# Written problem
Work out the number of lines in the listing that include the string "crématorium". Reply with that number alone.

# Collected data
....
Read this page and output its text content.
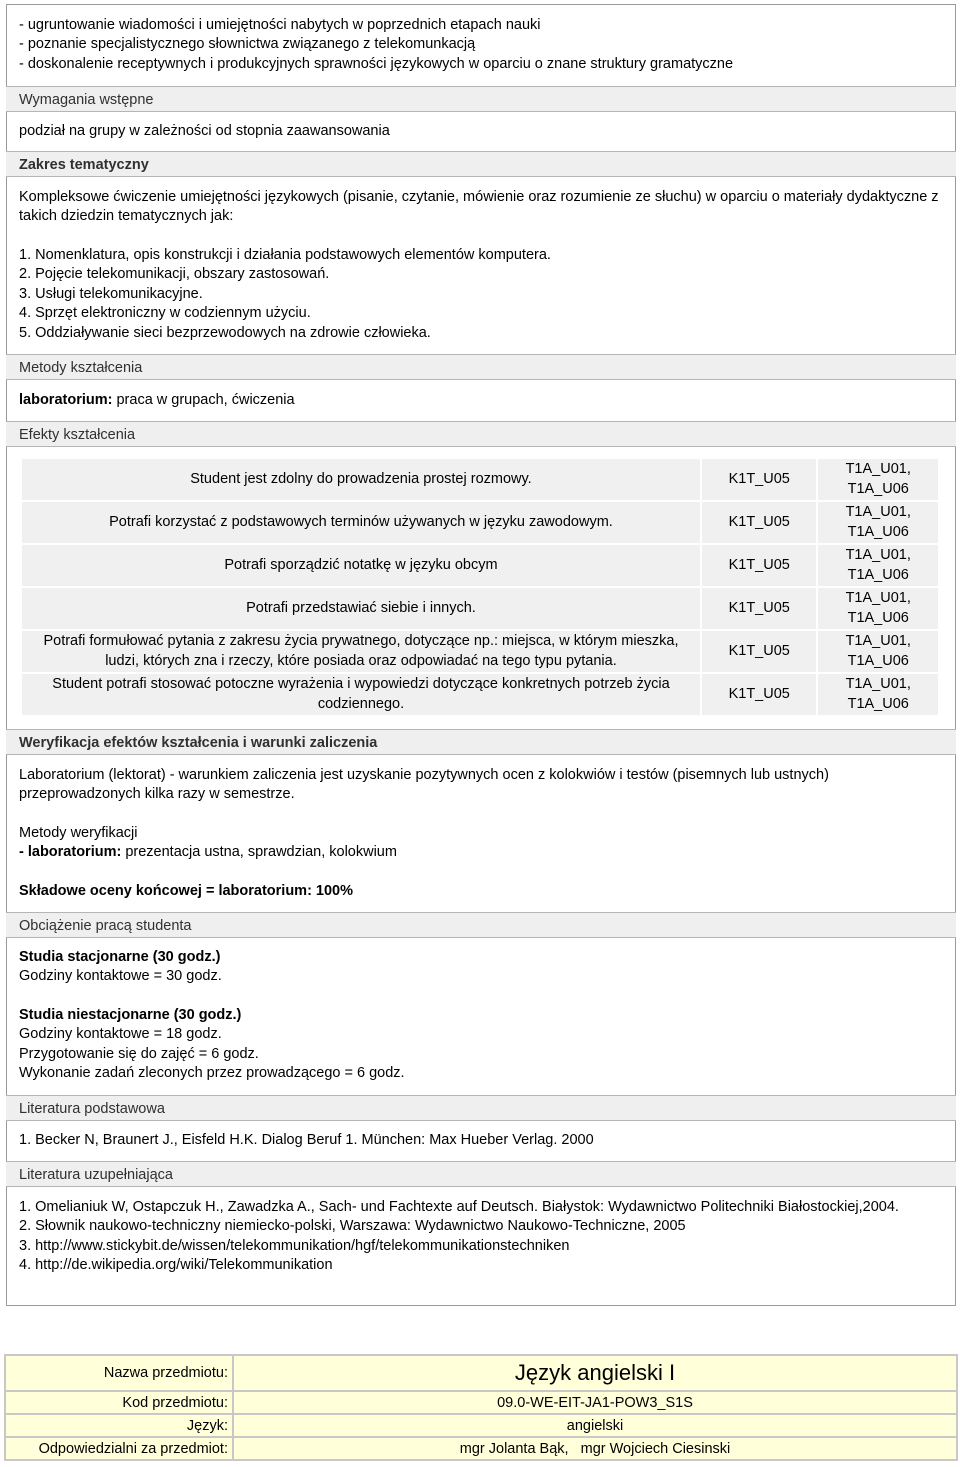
- ugruntowanie wiadomości i umiejętności nabytych w poprzednich etapach nauki
- poznanie specjalistycznego słownictwa związanego z telekomunkacją
- doskonalenie receptywnych i produkcyjnych sprawności językowych w oparciu o znane struktury gramatyczne
Wymagania wstępne
podział na grupy w zależności od stopnia zaawansowania
Zakres tematyczny
Kompleksowe ćwiczenie umiejętności językowych (pisanie, czytanie, mówienie oraz rozumienie ze słuchu) w oparciu o materiały dydaktyczne z takich dziedzin tematycznych jak:
1. Nomenklatura, opis konstrukcji i działania podstawowych elementów komputera.
2. Pojęcie telekomunikacji, obszary zastosowań.
3. Usługi telekomunikacyjne.
4. Sprzęt elektroniczny w codziennym użyciu.
5. Oddziaływanie sieci bezprzewodowych na zdrowie człowieka.
Metody kształcenia
laboratorium: praca w grupach, ćwiczenia
Efekty kształcenia
Student jest zdolny do prowadzenia prostej rozmowy.	K1T_U05	T1A_U01,
T1A_U06

Potrafi korzystać z podstawowych terminów używanych w języku zawodowym.	K1T_U05	T1A_U01,
T1A_U06

Potrafi sporządzić notatkę w języku obcym	K1T_U05	T1A_U01,
T1A_U06

Potrafi przedstawiać siebie i innych.	K1T_U05	T1A_U01,
T1A_U06

Potrafi formułować pytania z zakresu życia prywatnego, dotyczące np.: miejsca, w którym mieszka, ludzi, których zna i rzeczy, które posiada oraz odpowiadać na tego typu pytania.	K1T_U05	T1A_U01,
T1A_U06

Student potrafi stosować potoczne wyrażenia i wypowiedzi dotyczące konkretnych potrzeb życia codziennego.	K1T_U05	T1A_U01,
T1A_U06
Weryfikacja efektów kształcenia i warunki zaliczenia
Laboratorium (lektorat) - warunkiem zaliczenia jest uzyskanie pozytywnych ocen z kolokwiów i testów (pisemnych lub ustnych) przeprowadzonych kilka razy w semestrze.
Metody weryfikacji
- laboratorium: prezentacja ustna, sprawdzian, kolokwium
Składowe oceny końcowej = laboratorium: 100%
Obciążenie pracą studenta
Studia stacjonarne (30 godz.)
Godziny kontaktowe = 30 godz.
Studia niestacjonarne (30 godz.)
Godziny kontaktowe = 18 godz.
Przygotowanie się do zajęć = 6 godz.
Wykonanie zadań zleconych przez prowadzącego = 6 godz.
Literatura podstawowa
1. Becker N, Braunert J., Eisfeld H.K. Dialog Beruf 1. München: Max Hueber Verlag. 2000
Literatura uzupełniająca
1. Omelianiuk W, Ostapczuk H., Zawadzka A., Sach- und Fachtexte auf Deutsch. Białystok: Wydawnictwo Politechniki Białostockiej,2004.
2. Słownik naukowo-techniczny niemiecko-polski, Warszawa: Wydawnictwo Naukowo-Techniczne, 2005
3. http://www.stickybit.de/wissen/telekommunikation/hgf/telekommunikationstechniken
4. http://de.wikipedia.org/wiki/Telekommunikation
Nazwa przedmiotu:	Język angielski I
Kod przedmiotu:	09.0-WE-EIT-JA1-POW3_S1S
Język:	angielski
Odpowiedzialni za przedmiot:	mgr Jolanta Bąk,   mgr Wojciech Ciesinski
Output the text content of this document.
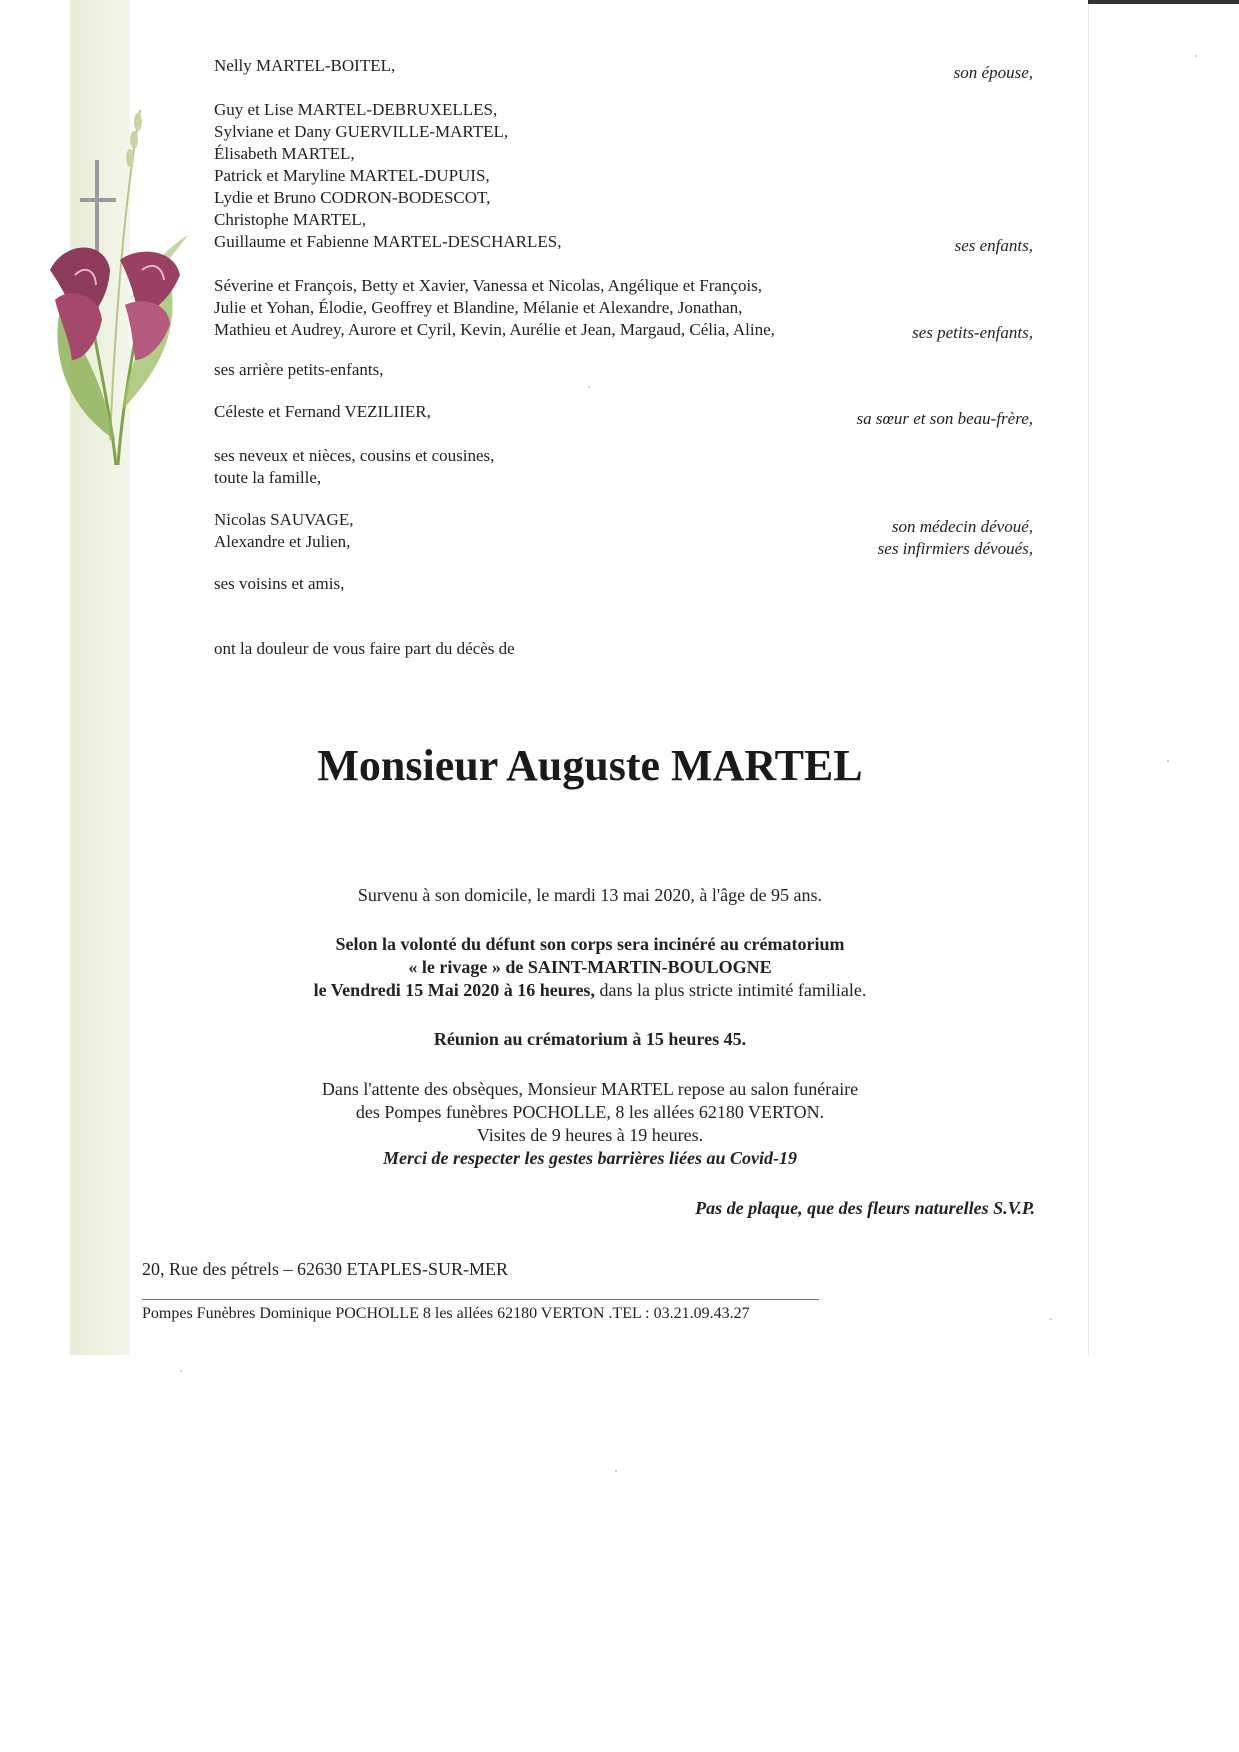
Nelly MARTEL-BOITEL,	son épouse,
Guy et Lise MARTEL-DEBRUXELLES,
Sylviane et Dany GUERVILLE-MARTEL,
Élisabeth MARTEL,
Patrick et Maryline MARTEL-DUPUIS,
Lydie et Bruno CODRON-BODESCOT,
Christophe MARTEL,
Guillaume et Fabienne MARTEL-DESCHARLES,	ses enfants,
Séverine et François, Betty et Xavier, Vanessa et Nicolas, Angélique et François,
Julie et Yohan, Élodie, Geoffrey et Blandine, Mélanie et Alexandre, Jonathan,
Mathieu et Audrey, Aurore et Cyril, Kevin, Aurélie et Jean, Margaud, Célia, Aline,	ses petits-enfants,
ses arrière petits-enfants,
Céleste et Fernand VEZILIIER,	sa sœur et son beau-frère,
ses neveux et nièces, cousins et cousines,
toute la famille,
Nicolas SAUVAGE,
Alexandre et Julien,
son médecin dévoué,
ses infirmiers dévoués,
ses voisins et amis,
ont la douleur de vous faire part du décès de
Monsieur Auguste MARTEL
Survenu à son domicile, le mardi 13 mai 2020, à l'âge de 95 ans.
Selon la volonté du défunt son corps sera incinéré au crématorium
« le rivage » de SAINT-MARTIN-BOULOGNE
le Vendredi 15 Mai 2020 à 16 heures, dans la plus stricte intimité familiale.
Réunion au crématorium à 15 heures 45.
Dans l'attente des obsèques, Monsieur MARTEL repose au salon funéraire
des Pompes funèbres POCHOLLE, 8 les allées 62180 VERTON.
Visites de 9 heures à 19 heures.
Merci de respecter les gestes barrières liées au Covid-19
Pas de plaque, que des fleurs naturelles S.V.P.
20, Rue des pétrels – 62630 ETAPLES-SUR-MER
Pompes Funèbres Dominique POCHOLLE 8 les allées 62180 VERTON .TEL : 03.21.09.43.27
....
# Full output
2